* STATED GOAL
Copy whichever lines contain the string "ГОСТ".

Dataset entries:

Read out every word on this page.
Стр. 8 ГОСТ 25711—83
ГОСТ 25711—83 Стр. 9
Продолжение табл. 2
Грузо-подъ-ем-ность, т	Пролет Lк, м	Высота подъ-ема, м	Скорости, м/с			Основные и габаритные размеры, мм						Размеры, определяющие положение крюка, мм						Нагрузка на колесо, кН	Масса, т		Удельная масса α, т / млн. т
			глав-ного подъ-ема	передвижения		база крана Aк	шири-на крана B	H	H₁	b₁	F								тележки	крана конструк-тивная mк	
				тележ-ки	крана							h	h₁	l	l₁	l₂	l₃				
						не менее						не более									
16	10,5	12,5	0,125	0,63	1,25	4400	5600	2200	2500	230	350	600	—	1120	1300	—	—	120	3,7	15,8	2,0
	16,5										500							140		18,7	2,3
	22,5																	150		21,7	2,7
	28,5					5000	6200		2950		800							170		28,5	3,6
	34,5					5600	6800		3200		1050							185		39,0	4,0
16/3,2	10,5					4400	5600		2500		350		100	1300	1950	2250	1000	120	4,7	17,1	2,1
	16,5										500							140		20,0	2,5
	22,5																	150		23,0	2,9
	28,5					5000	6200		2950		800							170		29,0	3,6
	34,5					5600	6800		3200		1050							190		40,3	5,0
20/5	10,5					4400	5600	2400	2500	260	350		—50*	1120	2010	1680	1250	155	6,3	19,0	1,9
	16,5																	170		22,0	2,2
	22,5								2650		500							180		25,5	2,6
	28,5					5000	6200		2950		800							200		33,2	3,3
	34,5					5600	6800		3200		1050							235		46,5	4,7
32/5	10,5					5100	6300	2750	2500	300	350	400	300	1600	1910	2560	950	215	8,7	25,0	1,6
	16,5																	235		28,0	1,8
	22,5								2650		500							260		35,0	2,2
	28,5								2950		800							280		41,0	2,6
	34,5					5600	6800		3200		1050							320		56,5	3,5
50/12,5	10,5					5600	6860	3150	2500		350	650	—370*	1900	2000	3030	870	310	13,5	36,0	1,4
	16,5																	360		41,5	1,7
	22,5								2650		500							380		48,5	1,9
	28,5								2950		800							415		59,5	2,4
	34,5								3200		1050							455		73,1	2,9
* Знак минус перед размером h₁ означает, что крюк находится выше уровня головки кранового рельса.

* EXERCISE SOLUTION
Стр. 8 ГОСТ 25711—83
ГОСТ 25711—83 Стр. 9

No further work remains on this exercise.